_WRITTEN TASK_
Copy out the data exactly, leaving the pictures behind.
----- DATA ENTRIES -----
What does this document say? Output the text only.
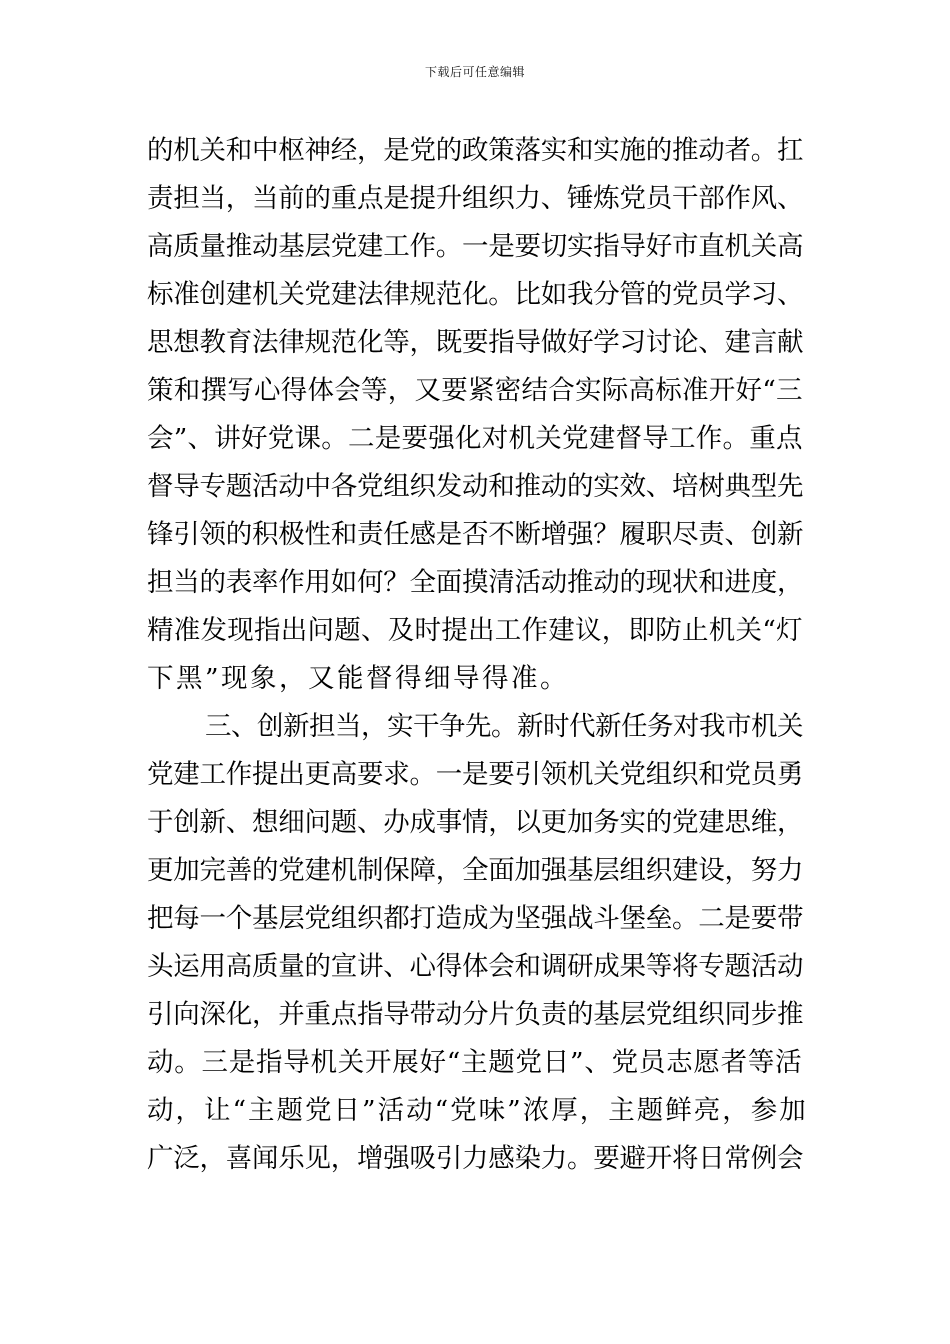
下载后可任意编辑
的机关和中枢神经，是党的政策落实和实施的推动者。扛
责担当，当前的重点是提升组织力、锤炼党员干部作风、
高质量推动基层党建工作。一是要切实指导好市直机关高
标准创建机关党建法律规范化。比如我分管的党员学习、
思想教育法律规范化等，既要指导做好学习讨论、建言献
策和撰写心得体会等，又要紧密结合实际高标准开好“三
会”、讲好党课。二是要强化对机关党建督导工作。重点
督导专题活动中各党组织发动和推动的实效、培树典型先
锋引领的积极性和责任感是否不断增强？履职尽责、创新
担当的表率作用如何？全面摸清活动推动的现状和进度，
精准发现指出问题、及时提出工作建议，即防止机关“灯
下黑”现象，又能督得细导得准。
三、创新担当，实干争先。新时代新任务对我市机关
党建工作提出更高要求。一是要引领机关党组织和党员勇
于创新、想细问题、办成事情，以更加务实的党建思维，
更加完善的党建机制保障，全面加强基层组织建设，努力
把每一个基层党组织都打造成为坚强战斗堡垒。二是要带
头运用高质量的宣讲、心得体会和调研成果等将专题活动
引向深化，并重点指导带动分片负责的基层党组织同步推
动。三是指导机关开展好“主题党日”、党员志愿者等活
动，让“主题党日”活动“党味”浓厚，主题鲜亮，参加
广泛，喜闻乐见，增强吸引力感染力。要避开将日常例会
-----
_TASK RESULT_
What does this document say? Output the text only.
下载后可任意编辑
的机关和中枢神经，是党的政策落实和实施的推动者。扛
责担当，当前的重点是提升组织力、锤炼党员干部作风、
高质量推动基层党建工作。一是要切实指导好市直机关高
标准创建机关党建法律规范化。比如我分管的党员学习、
思想教育法律规范化等，既要指导做好学习讨论、建言献
策和撰写心得体会等，又要紧密结合实际高标准开好“三
会”、讲好党课。二是要强化对机关党建督导工作。重点
督导专题活动中各党组织发动和推动的实效、培树典型先
锋引领的积极性和责任感是否不断增强？履职尽责、创新
担当的表率作用如何？全面摸清活动推动的现状和进度，
精准发现指出问题、及时提出工作建议，即防止机关“灯
下黑”现象，又能督得细导得准。
三、创新担当，实干争先。新时代新任务对我市机关
党建工作提出更高要求。一是要引领机关党组织和党员勇
于创新、想细问题、办成事情，以更加务实的党建思维，
更加完善的党建机制保障，全面加强基层组织建设，努力
把每一个基层党组织都打造成为坚强战斗堡垒。二是要带
头运用高质量的宣讲、心得体会和调研成果等将专题活动
引向深化，并重点指导带动分片负责的基层党组织同步推
动。三是指导机关开展好“主题党日”、党员志愿者等活
动，让“主题党日”活动“党味”浓厚，主题鲜亮，参加
广泛，喜闻乐见，增强吸引力感染力。要避开将日常例会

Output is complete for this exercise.